▸ **What the exercise asks**:
Please reproduce every record, keeping each one exactly as written.

↓

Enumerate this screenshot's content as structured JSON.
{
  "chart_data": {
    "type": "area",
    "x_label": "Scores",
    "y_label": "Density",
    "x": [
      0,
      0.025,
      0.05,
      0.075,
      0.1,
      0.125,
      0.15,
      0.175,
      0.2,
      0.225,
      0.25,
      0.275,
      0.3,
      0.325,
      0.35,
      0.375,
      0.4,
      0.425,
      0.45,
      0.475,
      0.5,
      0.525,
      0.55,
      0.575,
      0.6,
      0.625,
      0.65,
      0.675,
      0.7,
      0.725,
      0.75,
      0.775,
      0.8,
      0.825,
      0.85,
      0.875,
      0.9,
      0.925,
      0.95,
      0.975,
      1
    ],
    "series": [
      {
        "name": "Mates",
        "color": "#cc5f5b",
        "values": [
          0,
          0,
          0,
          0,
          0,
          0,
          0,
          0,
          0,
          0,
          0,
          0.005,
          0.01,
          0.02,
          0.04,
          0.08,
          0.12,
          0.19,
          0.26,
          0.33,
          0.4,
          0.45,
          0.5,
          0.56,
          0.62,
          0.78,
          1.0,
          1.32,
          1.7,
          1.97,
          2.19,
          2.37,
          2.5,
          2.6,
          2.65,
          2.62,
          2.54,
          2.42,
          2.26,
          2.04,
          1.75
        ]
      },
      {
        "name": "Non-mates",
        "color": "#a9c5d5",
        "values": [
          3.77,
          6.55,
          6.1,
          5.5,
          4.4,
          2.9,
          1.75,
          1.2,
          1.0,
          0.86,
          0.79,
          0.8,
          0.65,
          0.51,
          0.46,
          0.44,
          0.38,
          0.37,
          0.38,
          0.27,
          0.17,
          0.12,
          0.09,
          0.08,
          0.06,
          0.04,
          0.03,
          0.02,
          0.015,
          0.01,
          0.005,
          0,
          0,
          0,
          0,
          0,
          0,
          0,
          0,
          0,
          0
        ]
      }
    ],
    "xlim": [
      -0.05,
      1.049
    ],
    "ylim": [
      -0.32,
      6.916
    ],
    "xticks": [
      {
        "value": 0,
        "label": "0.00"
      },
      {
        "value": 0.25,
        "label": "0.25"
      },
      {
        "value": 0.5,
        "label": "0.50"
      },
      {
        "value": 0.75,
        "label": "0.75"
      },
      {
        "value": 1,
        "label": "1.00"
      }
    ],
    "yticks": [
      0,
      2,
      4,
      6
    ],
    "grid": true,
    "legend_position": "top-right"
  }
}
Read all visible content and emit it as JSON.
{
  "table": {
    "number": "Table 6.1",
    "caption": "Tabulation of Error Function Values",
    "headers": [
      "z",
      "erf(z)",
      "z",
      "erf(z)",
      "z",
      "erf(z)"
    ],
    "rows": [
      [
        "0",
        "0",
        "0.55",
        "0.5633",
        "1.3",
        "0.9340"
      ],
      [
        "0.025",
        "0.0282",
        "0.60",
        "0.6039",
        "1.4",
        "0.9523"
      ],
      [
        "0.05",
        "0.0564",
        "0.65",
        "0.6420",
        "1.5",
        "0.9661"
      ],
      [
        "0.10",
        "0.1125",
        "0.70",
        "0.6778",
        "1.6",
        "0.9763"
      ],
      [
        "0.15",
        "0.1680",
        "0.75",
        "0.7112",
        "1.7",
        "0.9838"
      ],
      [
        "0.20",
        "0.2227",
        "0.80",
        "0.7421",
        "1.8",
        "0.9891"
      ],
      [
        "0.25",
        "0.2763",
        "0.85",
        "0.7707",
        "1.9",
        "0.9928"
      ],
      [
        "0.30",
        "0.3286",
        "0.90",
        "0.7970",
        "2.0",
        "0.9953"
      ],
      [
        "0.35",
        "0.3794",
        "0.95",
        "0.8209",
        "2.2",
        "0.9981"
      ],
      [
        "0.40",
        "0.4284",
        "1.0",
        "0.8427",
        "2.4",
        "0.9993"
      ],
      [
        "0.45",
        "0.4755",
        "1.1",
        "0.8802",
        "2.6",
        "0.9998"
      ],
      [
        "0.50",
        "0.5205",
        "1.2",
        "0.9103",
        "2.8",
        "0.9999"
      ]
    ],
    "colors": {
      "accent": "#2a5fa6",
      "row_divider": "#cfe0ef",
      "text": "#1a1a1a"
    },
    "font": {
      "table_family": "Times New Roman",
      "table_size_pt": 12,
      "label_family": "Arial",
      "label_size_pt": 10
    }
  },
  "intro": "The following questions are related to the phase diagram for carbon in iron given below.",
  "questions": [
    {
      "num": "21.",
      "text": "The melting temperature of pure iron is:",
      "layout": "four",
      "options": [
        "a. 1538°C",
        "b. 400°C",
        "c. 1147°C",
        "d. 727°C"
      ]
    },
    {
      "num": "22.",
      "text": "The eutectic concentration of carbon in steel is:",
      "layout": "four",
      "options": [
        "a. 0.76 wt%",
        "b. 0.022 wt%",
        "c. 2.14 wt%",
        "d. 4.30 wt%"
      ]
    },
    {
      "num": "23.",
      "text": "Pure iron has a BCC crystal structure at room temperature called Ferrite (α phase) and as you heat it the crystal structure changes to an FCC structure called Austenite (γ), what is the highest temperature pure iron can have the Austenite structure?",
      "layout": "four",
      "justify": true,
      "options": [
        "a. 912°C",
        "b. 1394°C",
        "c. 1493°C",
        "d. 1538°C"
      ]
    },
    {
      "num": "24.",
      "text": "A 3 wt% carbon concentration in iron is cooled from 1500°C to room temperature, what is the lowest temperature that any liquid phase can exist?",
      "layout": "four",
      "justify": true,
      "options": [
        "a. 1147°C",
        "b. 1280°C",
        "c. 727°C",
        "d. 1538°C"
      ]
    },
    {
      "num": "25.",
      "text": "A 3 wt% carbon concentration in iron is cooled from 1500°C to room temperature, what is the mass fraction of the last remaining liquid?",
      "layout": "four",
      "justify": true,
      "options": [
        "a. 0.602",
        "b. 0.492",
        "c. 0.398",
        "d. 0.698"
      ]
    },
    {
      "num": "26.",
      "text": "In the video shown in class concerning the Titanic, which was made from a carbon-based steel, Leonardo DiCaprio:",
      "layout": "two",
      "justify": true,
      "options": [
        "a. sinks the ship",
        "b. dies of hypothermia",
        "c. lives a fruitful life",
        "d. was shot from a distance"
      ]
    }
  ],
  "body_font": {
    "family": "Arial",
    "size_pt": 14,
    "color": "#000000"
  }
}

↑

▸ **Result of the task**:
Enumerate this screenshot's content as structured JSON.
{
  "chart_data": {
    "type": "area",
    "x_label": "Scores",
    "y_label": "Density",
    "x": [
      0,
      0.025,
      0.05,
      0.075,
      0.1,
      0.125,
      0.15,
      0.175,
      0.2,
      0.225,
      0.25,
      0.275,
      0.3,
      0.325,
      0.35,
      0.375,
      0.4,
      0.425,
      0.45,
      0.475,
      0.5,
      0.525,
      0.55,
      0.575,
      0.6,
      0.625,
      0.65,
      0.675,
      0.7,
      0.725,
      0.75,
      0.775,
      0.8,
      0.825,
      0.85,
      0.875,
      0.9,
      0.925,
      0.95,
      0.975,
      1
    ],
    "series": [
      {
        "name": "Mates",
        "color": "#cc5f5b",
        "values": [
          0,
          0,
          0,
          0,
          0,
          0,
          0,
          0,
          0,
          0,
          0,
          0.005,
          0.01,
          0.02,
          0.04,
          0.08,
          0.12,
          0.19,
          0.26,
          0.33,
          0.4,
          0.45,
          0.5,
          0.56,
          0.62,
          0.78,
          1.0,
          1.32,
          1.7,
          1.97,
          2.19,
          2.37,
          2.5,
          2.6,
          2.65,
          2.62,
          2.54,
          2.42,
          2.26,
          2.04,
          1.75
        ]
      },
      {
        "name": "Non-mates",
        "color": "#a9c5d5",
        "values": [
          3.77,
          6.55,
          6.1,
          5.5,
          4.4,
          2.9,
          1.75,
          1.2,
          1.0,
          0.86,
          0.79,
          0.8,
          0.65,
          0.51,
          0.46,
          0.44,
          0.38,
          0.37,
          0.38,
          0.27,
          0.17,
          0.12,
          0.09,
          0.08,
          0.06,
          0.04,
          0.03,
          0.02,
          0.015,
          0.01,
          0.005,
          0,
          0,
          0,
          0,
          0,
          0,
          0,
          0,
          0,
          0
        ]
      }
    ],
    "xlim": [
      -0.05,
      1.049
    ],
    "ylim": [
      -0.32,
      6.916
    ],
    "xticks": [
      {
        "value": 0,
        "label": "0.00"
      },
      {
        "value": 0.25,
        "label": "0.25"
      },
      {
        "value": 0.5,
        "label": "0.50"
      },
      {
        "value": 0.75,
        "label": "0.75"
      },
      {
        "value": 1,
        "label": "1.00"
      }
    ],
    "yticks": [
      0,
      2,
      4,
      6
    ],
    "grid": true,
    "legend_position": "top-right"
  }
}
Read all visible content and emit it as JSON.
{
  "table": {
    "number": "Table 6.1",
    "caption": "Tabulation of Error Function Values",
    "headers": [
      "z",
      "erf(z)",
      "z",
      "erf(z)",
      "z",
      "erf(z)"
    ],
    "rows": [
      [
        "0",
        "0",
        "0.55",
        "0.5633",
        "1.3",
        "0.9340"
      ],
      [
        "0.025",
        "0.0282",
        "0.60",
        "0.6039",
        "1.4",
        "0.9523"
      ],
      [
        "0.05",
        "0.0564",
        "0.65",
        "0.6420",
        "1.5",
        "0.9661"
      ],
      [
        "0.10",
        "0.1125",
        "0.70",
        "0.6778",
        "1.6",
        "0.9763"
      ],
      [
        "0.15",
        "0.1680",
        "0.75",
        "0.7112",
        "1.7",
        "0.9838"
      ],
      [
        "0.20",
        "0.2227",
        "0.80",
        "0.7421",
        "1.8",
        "0.9891"
      ],
      [
        "0.25",
        "0.2763",
        "0.85",
        "0.7707",
        "1.9",
        "0.9928"
      ],
      [
        "0.30",
        "0.3286",
        "0.90",
        "0.7970",
        "2.0",
        "0.9953"
      ],
      [
        "0.35",
        "0.3794",
        "0.95",
        "0.8209",
        "2.2",
        "0.9981"
      ],
      [
        "0.40",
        "0.4284",
        "1.0",
        "0.8427",
        "2.4",
        "0.9993"
      ],
      [
        "0.45",
        "0.4755",
        "1.1",
        "0.8802",
        "2.6",
        "0.9998"
      ],
      [
        "0.50",
        "0.5205",
        "1.2",
        "0.9103",
        "2.8",
        "0.9999"
      ]
    ],
    "colors": {
      "accent": "#2a5fa6",
      "row_divider": "#cfe0ef",
      "text": "#1a1a1a"
    },
    "font": {
      "table_family": "Times New Roman",
      "table_size_pt": 12,
      "label_family": "Arial",
      "label_size_pt": 10
    }
  },
  "intro": "The following questions are related to the phase diagram for carbon in iron given below.",
  "questions": [
    {
      "num": "21.",
      "text": "The melting temperature of pure iron is:",
      "layout": "four",
      "options": [
        "a. 1538°C",
        "b. 400°C",
        "c. 1147°C",
        "d. 727°C"
      ]
    },
    {
      "num": "22.",
      "text": "The eutectic concentration of carbon in steel is:",
      "layout": "four",
      "options": [
        "a. 0.76 wt%",
        "b. 0.022 wt%",
        "c. 2.14 wt%",
        "d. 4.30 wt%"
      ]
    },
    {
      "num": "23.",
      "text": "Pure iron has a BCC crystal structure at room temperature called Ferrite (α phase) and as you heat it the crystal structure changes to an FCC structure called Austenite (γ), what is the highest temperature pure iron can have the Austenite structure?",
      "layout": "four",
      "justify": true,
      "options": [
        "a. 912°C",
        "b. 1394°C",
        "c. 1493°C",
        "d. 1538°C"
      ]
    },
    {
      "num": "24.",
      "text": "A 3 wt% carbon concentration in iron is cooled from 1500°C to room temperature, what is the lowest temperature that any liquid phase can exist?",
      "layout": "four",
      "justify": true,
      "options": [
        "a. 1147°C",
        "b. 1280°C",
        "c. 727°C",
        "d. 1538°C"
      ]
    },
    {
      "num": "25.",
      "text": "A 3 wt% carbon concentration in iron is cooled from 1500°C to room temperature, what is the mass fraction of the last remaining liquid?",
      "layout": "four",
      "justify": true,
      "options": [
        "a. 0.602",
        "b. 0.492",
        "c. 0.398",
        "d. 0.698"
      ]
    },
    {
      "num": "26.",
      "text": "In the video shown in class concerning the Titanic, which was made from a carbon-based steel, Leonardo DiCaprio:",
      "layout": "two",
      "justify": true,
      "options": [
        "a. sinks the ship",
        "b. dies of hypothermia",
        "c. lives a fruitful life",
        "d. was shot from a distance"
      ]
    }
  ],
  "body_font": {
    "family": "Arial",
    "size_pt": 14,
    "color": "#000000"
  }
}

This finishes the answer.